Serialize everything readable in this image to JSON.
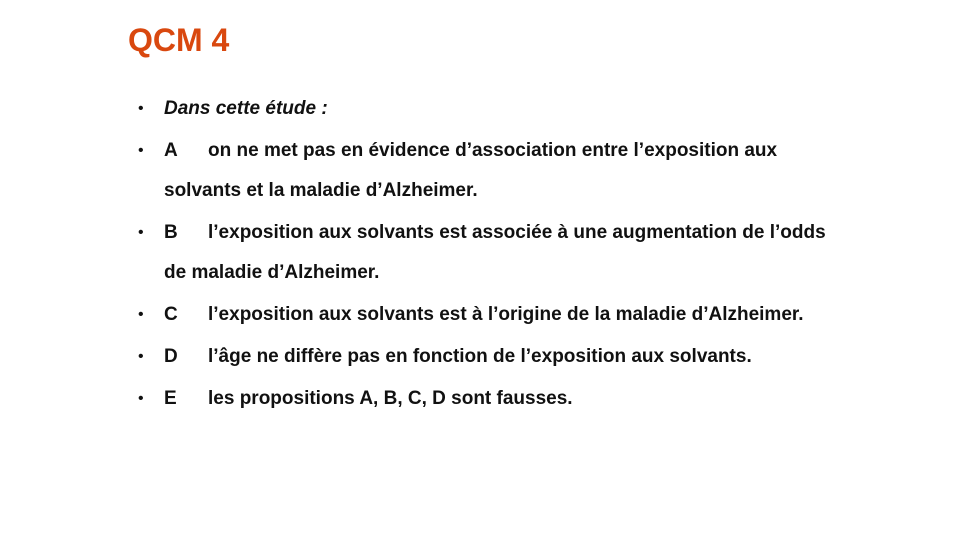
{
  "title": "QCM 4",
  "colors": {
    "title": "#d9480f",
    "text": "#111111"
  },
  "intro": "Dans cette étude :",
  "options": [
    {
      "letter": "A",
      "text": "on ne met pas en évidence d’association entre l’exposition aux solvants et la maladie d’Alzheimer."
    },
    {
      "letter": "B",
      "text": "l’exposition aux solvants est associée à une augmentation de l’odds de maladie d’Alzheimer."
    },
    {
      "letter": "C",
      "text": "l’exposition aux solvants est à l’origine de la maladie d’Alzheimer."
    },
    {
      "letter": "D",
      "text": "l’âge ne diffère pas en fonction de l’exposition aux solvants."
    },
    {
      "letter": "E",
      "text": "les propositions A, B, C, D sont fausses."
    }
  ]
}
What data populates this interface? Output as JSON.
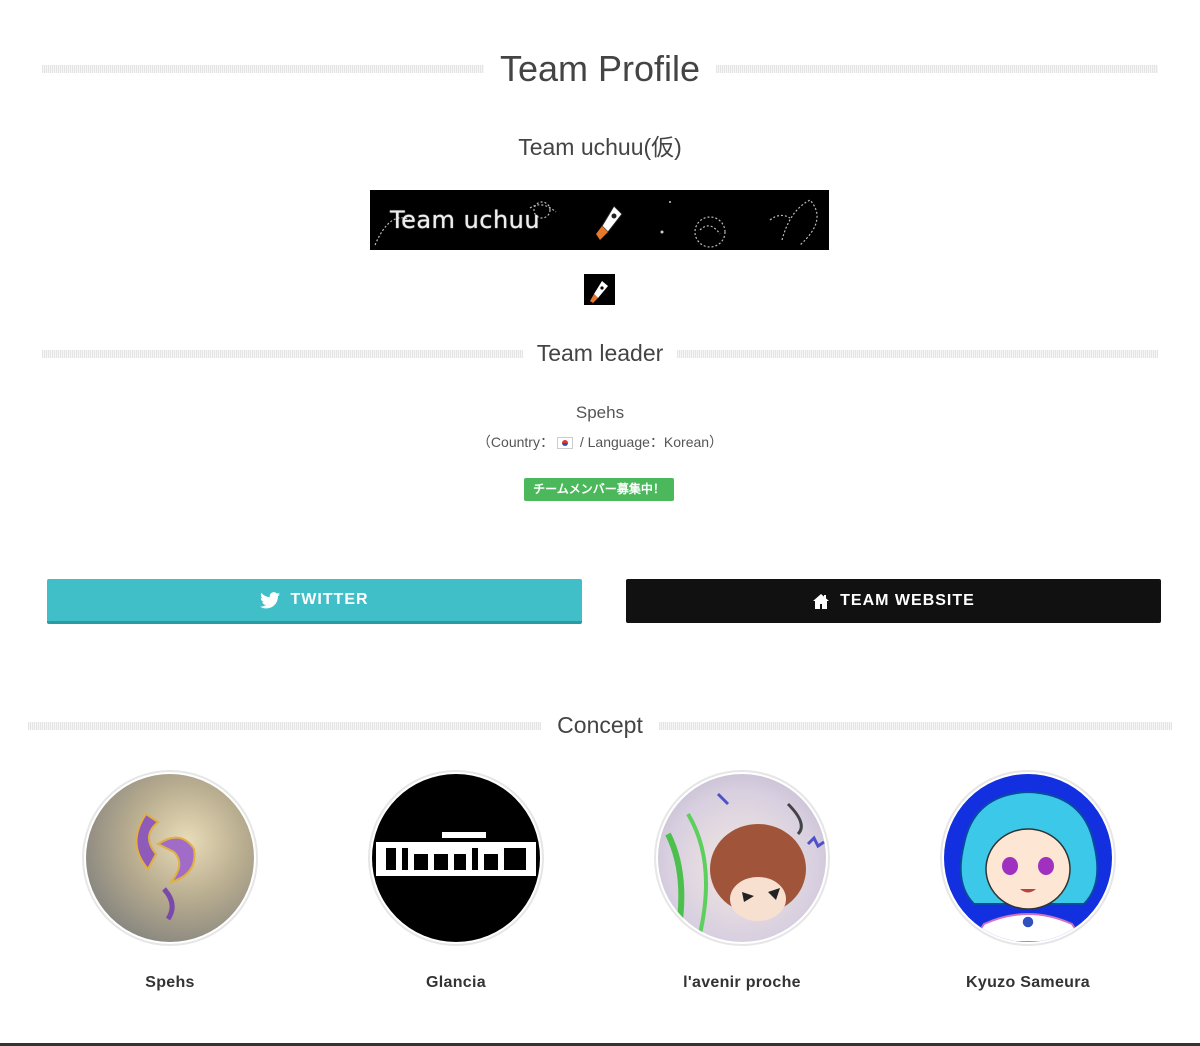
{
  "section_title": "Team Profile",
  "team_name": "Team uchuu(仮)",
  "banner": {
    "text": "Team uchuu"
  },
  "leader": {
    "heading": "Team leader",
    "name": "Spehs",
    "country_label": "（Country：",
    "language_label": " / Language：Korean）",
    "recruit_badge": "チームメンバー募集中！"
  },
  "buttons": {
    "twitter": {
      "label": "TWITTER",
      "icon": "twitter-icon"
    },
    "website": {
      "label": "TEAM WEBSITE",
      "icon": "home-icon"
    }
  },
  "concept": {
    "heading": "Concept",
    "members": [
      {
        "name": "Spehs"
      },
      {
        "name": "Glancia"
      },
      {
        "name": "l'avenir proche"
      },
      {
        "name": "Kyuzo Sameura"
      }
    ]
  },
  "colors": {
    "twitter_button": "#40bfc9",
    "website_button": "#111111",
    "recruit_badge": "#4cb85c"
  }
}
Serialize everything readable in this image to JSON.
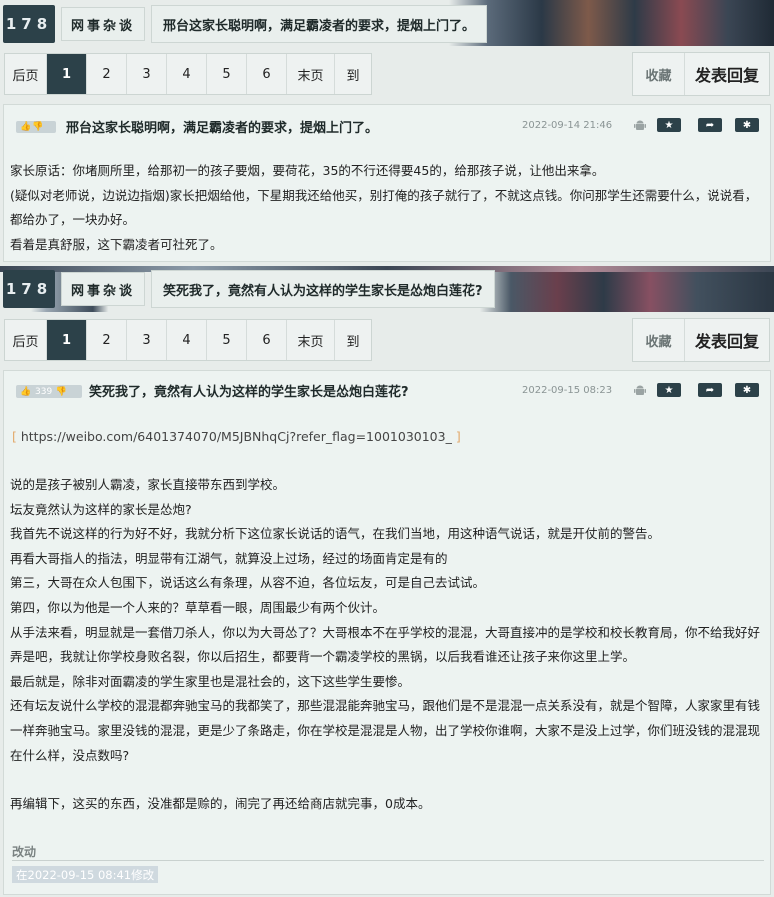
{
  "thread1": {
    "crumb": {
      "number": "178",
      "forum": "网事杂谈",
      "title": "邢台这家长聪明啊，满足霸凌者的要求，提烟上门了。"
    },
    "pager": {
      "first": "后页",
      "pages": [
        "1",
        "2",
        "3",
        "4",
        "5",
        "6"
      ],
      "last": "末页",
      "goto": "到"
    },
    "actions": {
      "favorite": "收藏",
      "reply": "发表回复"
    },
    "post": {
      "votes": "",
      "title": "邢台这家长聪明啊，满足霸凌者的要求，提烟上门了。",
      "date": "2022-09-14 21:46",
      "lines": [
        "家长原话：你堵厕所里，给那初一的孩子要烟，要荷花，35的不行还得要45的，给那孩子说，让他出来拿。",
        "(疑似对老师说，边说边指烟)家长把烟给他，下星期我还给他买，别打俺的孩子就行了，不就这点钱。你问那学生还需要什么，说说看，都给办了，一块办好。",
        "看着是真舒服，这下霸凌者可社死了。"
      ]
    }
  },
  "thread2": {
    "crumb": {
      "number": "178",
      "forum": "网事杂谈",
      "title": "笑死我了，竟然有人认为这样的学生家长是怂炮白莲花?"
    },
    "pager": {
      "first": "后页",
      "pages": [
        "1",
        "2",
        "3",
        "4",
        "5",
        "6"
      ],
      "last": "末页",
      "goto": "到"
    },
    "actions": {
      "favorite": "收藏",
      "reply": "发表回复"
    },
    "post": {
      "votes": "339",
      "title": "笑死我了，竟然有人认为这样的学生家长是怂炮白莲花?",
      "date": "2022-09-15 08:23",
      "link": "https://weibo.com/6401374070/M5JBNhqCj?refer_flag=1001030103_",
      "lines": [
        "说的是孩子被别人霸凌，家长直接带东西到学校。",
        "坛友竟然认为这样的家长是怂炮?",
        "我首先不说这样的行为好不好，我就分析下这位家长说话的语气，在我们当地，用这种语气说话，就是开仗前的警告。",
        "再看大哥指人的指法，明显带有江湖气，就算没上过场，经过的场面肯定是有的",
        "第三，大哥在众人包围下，说话这么有条理，从容不迫，各位坛友，可是自己去试试。",
        "第四，你以为他是一个人来的？草草看一眼，周围最少有两个伙计。",
        "从手法来看，明显就是一套借刀杀人，你以为大哥怂了？大哥根本不在乎学校的混混，大哥直接冲的是学校和校长教育局，你不给我好好弄是吧，我就让你学校身败名裂，你以后招生，都要背一个霸凌学校的黑锅，以后我看谁还让孩子来你这里上学。",
        "最后就是，除非对面霸凌的学生家里也是混社会的，这下这些学生要惨。",
        "还有坛友说什么学校的混混都奔驰宝马的我都笑了，那些混混能奔驰宝马，跟他们是不是混混一点关系没有，就是个智障，人家家里有钱一样奔驰宝马。家里没钱的混混，更是少了条路走，你在学校是混混是人物，出了学校你谁啊，大家不是没上过学，你们班没钱的混混现在什么样，没点数吗?",
        "",
        "再编辑下，这买的东西，没准都是赊的，闹完了再还给商店就完事，0成本。"
      ],
      "edit_label": "改动",
      "edit_note": "在2022-09-15 08:41修改"
    }
  },
  "icons": {
    "star": "★",
    "share": "➦",
    "gear": "✱"
  }
}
□ □ □
• [Directions for this task] Extract the full listing exactly, with the pictures left out.

• [Exercise result]
Serialize everything readable in this image to JSON.
{
  "title": "QCM 4",
  "colors": {
    "title": "#d9480f",
    "text": "#111111"
  },
  "intro": "Dans cette étude :",
  "options": [
    {
      "letter": "A",
      "text": "on ne met pas en évidence d’association entre l’exposition aux solvants et la maladie d’Alzheimer."
    },
    {
      "letter": "B",
      "text": "l’exposition aux solvants est associée à une augmentation de l’odds de maladie d’Alzheimer."
    },
    {
      "letter": "C",
      "text": "l’exposition aux solvants est à l’origine de la maladie d’Alzheimer."
    },
    {
      "letter": "D",
      "text": "l’âge ne diffère pas en fonction de l’exposition aux solvants."
    },
    {
      "letter": "E",
      "text": "les propositions A, B, C, D sont fausses."
    }
  ]
}
What data populates this interface? Output as JSON.
{
  "section_title": "Team Profile",
  "team_name": "Team uchuu(仮)",
  "banner": {
    "text": "Team uchuu"
  },
  "leader": {
    "heading": "Team leader",
    "name": "Spehs",
    "country_label": "（Country：",
    "language_label": " / Language：Korean）",
    "recruit_badge": "チームメンバー募集中！"
  },
  "buttons": {
    "twitter": {
      "label": "TWITTER",
      "icon": "twitter-icon"
    },
    "website": {
      "label": "TEAM WEBSITE",
      "icon": "home-icon"
    }
  },
  "concept": {
    "heading": "Concept",
    "members": [
      {
        "name": "Spehs"
      },
      {
        "name": "Glancia"
      },
      {
        "name": "l'avenir proche"
      },
      {
        "name": "Kyuzo Sameura"
      }
    ]
  },
  "colors": {
    "twitter_button": "#40bfc9",
    "website_button": "#111111",
    "recruit_badge": "#4cb85c"
  }
}
Serialize everything readable in this image to JSON.
{
  "thread1": {
    "crumb": {
      "number": "178",
      "forum": "网事杂谈",
      "title": "邢台这家长聪明啊，满足霸凌者的要求，提烟上门了。"
    },
    "pager": {
      "first": "后页",
      "pages": [
        "1",
        "2",
        "3",
        "4",
        "5",
        "6"
      ],
      "last": "末页",
      "goto": "到"
    },
    "actions": {
      "favorite": "收藏",
      "reply": "发表回复"
    },
    "post": {
      "votes": "",
      "title": "邢台这家长聪明啊，满足霸凌者的要求，提烟上门了。",
      "date": "2022-09-14 21:46",
      "lines": [
        "家长原话：你堵厕所里，给那初一的孩子要烟，要荷花，35的不行还得要45的，给那孩子说，让他出来拿。",
        "(疑似对老师说，边说边指烟)家长把烟给他，下星期我还给他买，别打俺的孩子就行了，不就这点钱。你问那学生还需要什么，说说看，都给办了，一块办好。",
        "看着是真舒服，这下霸凌者可社死了。"
      ]
    }
  },
  "thread2": {
    "crumb": {
      "number": "178",
      "forum": "网事杂谈",
      "title": "笑死我了，竟然有人认为这样的学生家长是怂炮白莲花?"
    },
    "pager": {
      "first": "后页",
      "pages": [
        "1",
        "2",
        "3",
        "4",
        "5",
        "6"
      ],
      "last": "末页",
      "goto": "到"
    },
    "actions": {
      "favorite": "收藏",
      "reply": "发表回复"
    },
    "post": {
      "votes": "339",
      "title": "笑死我了，竟然有人认为这样的学生家长是怂炮白莲花?",
      "date": "2022-09-15 08:23",
      "link": "https://weibo.com/6401374070/M5JBNhqCj?refer_flag=1001030103_",
      "lines": [
        "说的是孩子被别人霸凌，家长直接带东西到学校。",
        "坛友竟然认为这样的家长是怂炮?",
        "我首先不说这样的行为好不好，我就分析下这位家长说话的语气，在我们当地，用这种语气说话，就是开仗前的警告。",
        "再看大哥指人的指法，明显带有江湖气，就算没上过场，经过的场面肯定是有的",
        "第三，大哥在众人包围下，说话这么有条理，从容不迫，各位坛友，可是自己去试试。",
        "第四，你以为他是一个人来的？草草看一眼，周围最少有两个伙计。",
        "从手法来看，明显就是一套借刀杀人，你以为大哥怂了？大哥根本不在乎学校的混混，大哥直接冲的是学校和校长教育局，你不给我好好弄是吧，我就让你学校身败名裂，你以后招生，都要背一个霸凌学校的黑锅，以后我看谁还让孩子来你这里上学。",
        "最后就是，除非对面霸凌的学生家里也是混社会的，这下这些学生要惨。",
        "还有坛友说什么学校的混混都奔驰宝马的我都笑了，那些混混能奔驰宝马，跟他们是不是混混一点关系没有，就是个智障，人家家里有钱一样奔驰宝马。家里没钱的混混，更是少了条路走，你在学校是混混是人物，出了学校你谁啊，大家不是没上过学，你们班没钱的混混现在什么样，没点数吗?",
        "",
        "再编辑下，这买的东西，没准都是赊的，闹完了再还给商店就完事，0成本。"
      ],
      "edit_label": "改动",
      "edit_note": "在2022-09-15 08:41修改"
    }
  },
  "icons": {
    "star": "★",
    "share": "➦",
    "gear": "✱"
  }
}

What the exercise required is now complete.